+++ DATA LINES
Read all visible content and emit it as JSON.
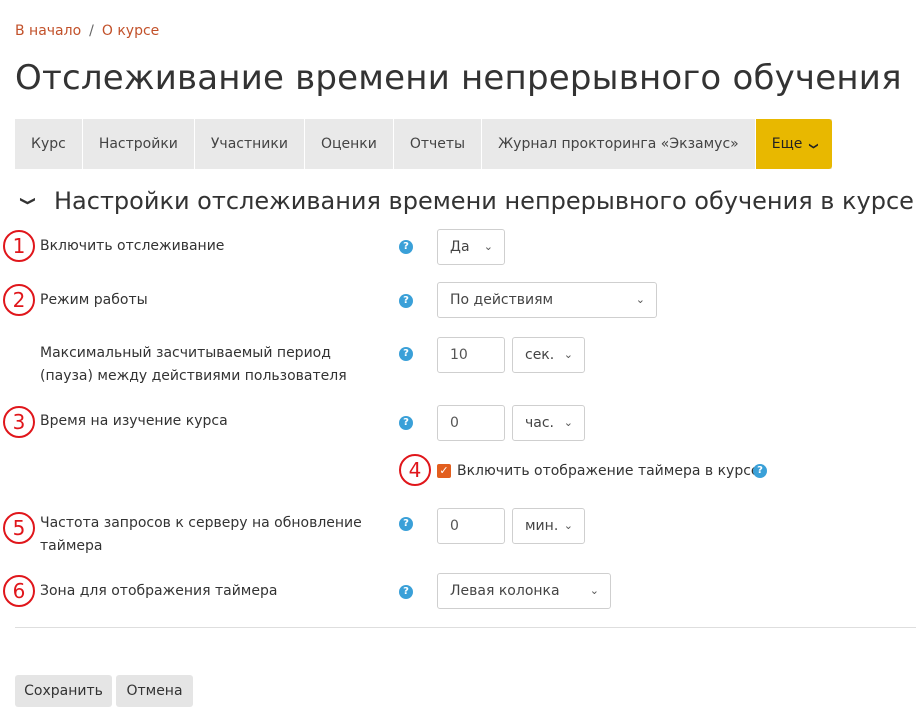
{
  "breadcrumb": {
    "home": "В начало",
    "separator": "/",
    "current": "О курсе"
  },
  "page_title": "Отслеживание времени непрерывного обучения",
  "tabs": [
    {
      "label": "Курс"
    },
    {
      "label": "Настройки"
    },
    {
      "label": "Участники"
    },
    {
      "label": "Оценки"
    },
    {
      "label": "Отчеты"
    },
    {
      "label": "Журнал прокторинга «Экзамус»"
    },
    {
      "label": "Еще",
      "caret": "❯"
    }
  ],
  "section": {
    "chevron": "❯",
    "title": "Настройки отслеживания времени непрерывного обучения в курсе"
  },
  "help_glyph": "?",
  "markers": [
    "1",
    "2",
    "3",
    "4",
    "5",
    "6"
  ],
  "fields": {
    "enable_tracking": {
      "label": "Включить отслеживание",
      "value": "Да"
    },
    "mode": {
      "label": "Режим работы",
      "value": "По действиям"
    },
    "max_period": {
      "label": "Максимальный засчитываемый период (пауза) между действиями пользователя",
      "value": "10",
      "unit": "сек."
    },
    "study_time": {
      "label": "Время на изучение курса",
      "value": "0",
      "unit": "час."
    },
    "show_timer": {
      "label": "Включить отображение таймера в курсе",
      "checked": true,
      "check_glyph": "✓"
    },
    "request_frequency": {
      "label": "Частота запросов к серверу на обновление таймера",
      "value": "0",
      "unit": "мин."
    },
    "timer_zone": {
      "label": "Зона для отображения таймера",
      "value": "Левая колонка"
    }
  },
  "select_arrow": "⌄",
  "buttons": {
    "save": "Сохранить",
    "cancel": "Отмена"
  },
  "colors": {
    "accent_link": "#c2512a",
    "more_tab": "#e8b800",
    "help_icon": "#3aa0d8",
    "checkbox": "#e25e1e",
    "marker": "#e0161b"
  }
}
++++++
**INSTRUCTIONS TO FOLLOW:** All entries must be written out again exactly as given, with no pictures in the copy.

**EXERCISE ANSWER:**
Read all visible content and emit it as JSON.
{
  "breadcrumb": {
    "home": "В начало",
    "separator": "/",
    "current": "О курсе"
  },
  "page_title": "Отслеживание времени непрерывного обучения",
  "tabs": [
    {
      "label": "Курс"
    },
    {
      "label": "Настройки"
    },
    {
      "label": "Участники"
    },
    {
      "label": "Оценки"
    },
    {
      "label": "Отчеты"
    },
    {
      "label": "Журнал прокторинга «Экзамус»"
    },
    {
      "label": "Еще",
      "caret": "❯"
    }
  ],
  "section": {
    "chevron": "❯",
    "title": "Настройки отслеживания времени непрерывного обучения в курсе"
  },
  "help_glyph": "?",
  "markers": [
    "1",
    "2",
    "3",
    "4",
    "5",
    "6"
  ],
  "fields": {
    "enable_tracking": {
      "label": "Включить отслеживание",
      "value": "Да"
    },
    "mode": {
      "label": "Режим работы",
      "value": "По действиям"
    },
    "max_period": {
      "label": "Максимальный засчитываемый период (пауза) между действиями пользователя",
      "value": "10",
      "unit": "сек."
    },
    "study_time": {
      "label": "Время на изучение курса",
      "value": "0",
      "unit": "час."
    },
    "show_timer": {
      "label": "Включить отображение таймера в курсе",
      "checked": true,
      "check_glyph": "✓"
    },
    "request_frequency": {
      "label": "Частота запросов к серверу на обновление таймера",
      "value": "0",
      "unit": "мин."
    },
    "timer_zone": {
      "label": "Зона для отображения таймера",
      "value": "Левая колонка"
    }
  },
  "select_arrow": "⌄",
  "buttons": {
    "save": "Сохранить",
    "cancel": "Отмена"
  },
  "colors": {
    "accent_link": "#c2512a",
    "more_tab": "#e8b800",
    "help_icon": "#3aa0d8",
    "checkbox": "#e25e1e",
    "marker": "#e0161b"
  }
}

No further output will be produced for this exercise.